■ Exercise brief
Reproduce only this part of the listing: the line with "Parse this screenshot: output", plus every line after it through the last.

■ Data excerpts

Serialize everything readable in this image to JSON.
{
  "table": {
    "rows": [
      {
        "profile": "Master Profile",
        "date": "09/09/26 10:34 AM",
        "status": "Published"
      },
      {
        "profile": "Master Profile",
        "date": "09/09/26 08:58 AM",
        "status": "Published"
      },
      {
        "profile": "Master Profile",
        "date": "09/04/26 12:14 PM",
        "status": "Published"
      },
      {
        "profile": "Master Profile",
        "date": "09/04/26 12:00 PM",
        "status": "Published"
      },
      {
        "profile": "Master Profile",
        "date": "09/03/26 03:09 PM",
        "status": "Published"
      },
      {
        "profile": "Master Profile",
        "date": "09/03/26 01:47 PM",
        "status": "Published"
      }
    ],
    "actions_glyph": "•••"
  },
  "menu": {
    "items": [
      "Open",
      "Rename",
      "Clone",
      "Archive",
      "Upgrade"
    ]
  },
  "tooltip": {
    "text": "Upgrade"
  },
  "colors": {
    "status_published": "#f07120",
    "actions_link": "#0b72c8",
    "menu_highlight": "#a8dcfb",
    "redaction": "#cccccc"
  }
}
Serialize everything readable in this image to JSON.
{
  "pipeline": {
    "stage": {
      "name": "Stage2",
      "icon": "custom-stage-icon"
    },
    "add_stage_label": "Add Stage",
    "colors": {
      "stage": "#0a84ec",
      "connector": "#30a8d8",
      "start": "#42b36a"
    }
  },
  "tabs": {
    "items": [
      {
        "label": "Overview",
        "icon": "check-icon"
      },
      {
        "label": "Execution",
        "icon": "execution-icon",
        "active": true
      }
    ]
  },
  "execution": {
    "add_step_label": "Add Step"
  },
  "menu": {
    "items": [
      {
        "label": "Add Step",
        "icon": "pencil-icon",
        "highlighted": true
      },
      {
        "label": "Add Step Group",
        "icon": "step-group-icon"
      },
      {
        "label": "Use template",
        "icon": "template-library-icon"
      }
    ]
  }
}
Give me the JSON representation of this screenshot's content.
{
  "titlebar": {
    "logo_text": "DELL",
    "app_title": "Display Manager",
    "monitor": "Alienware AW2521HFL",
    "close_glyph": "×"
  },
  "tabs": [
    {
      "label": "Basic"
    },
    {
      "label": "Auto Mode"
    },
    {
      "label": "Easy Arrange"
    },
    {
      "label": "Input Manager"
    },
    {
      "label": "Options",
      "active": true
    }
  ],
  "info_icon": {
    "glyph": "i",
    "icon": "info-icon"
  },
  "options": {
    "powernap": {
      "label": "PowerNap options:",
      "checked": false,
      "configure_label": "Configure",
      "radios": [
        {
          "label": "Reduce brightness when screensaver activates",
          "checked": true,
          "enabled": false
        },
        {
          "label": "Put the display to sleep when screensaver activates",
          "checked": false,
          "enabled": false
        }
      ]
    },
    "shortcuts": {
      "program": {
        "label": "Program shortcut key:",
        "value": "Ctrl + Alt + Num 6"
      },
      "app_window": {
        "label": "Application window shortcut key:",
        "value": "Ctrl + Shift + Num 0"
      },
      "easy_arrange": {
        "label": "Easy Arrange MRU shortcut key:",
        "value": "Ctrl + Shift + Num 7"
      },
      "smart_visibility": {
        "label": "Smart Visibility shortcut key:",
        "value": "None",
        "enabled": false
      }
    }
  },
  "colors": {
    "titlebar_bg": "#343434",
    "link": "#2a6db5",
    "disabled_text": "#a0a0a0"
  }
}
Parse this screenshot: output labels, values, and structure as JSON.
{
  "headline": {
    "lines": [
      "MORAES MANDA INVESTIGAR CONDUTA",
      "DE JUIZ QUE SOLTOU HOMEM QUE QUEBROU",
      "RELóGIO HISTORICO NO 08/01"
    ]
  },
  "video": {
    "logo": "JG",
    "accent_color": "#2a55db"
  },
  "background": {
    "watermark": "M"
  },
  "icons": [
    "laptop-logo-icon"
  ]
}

■ Output for this exercise
Parse this screenshot: output labels, values, and structure as JSON.
{
  "headline": {
    "lines": [
      "MORAES MANDA INVESTIGAR CONDUTA",
      "DE JUIZ QUE SOLTOU HOMEM QUE QUEBROU",
      "RELóGIO HISTORICO NO 08/01"
    ]
  },
  "video": {
    "logo": "JG",
    "accent_color": "#2a55db"
  },
  "background": {
    "watermark": "M"
  },
  "icons": [
    "laptop-logo-icon"
  ]
}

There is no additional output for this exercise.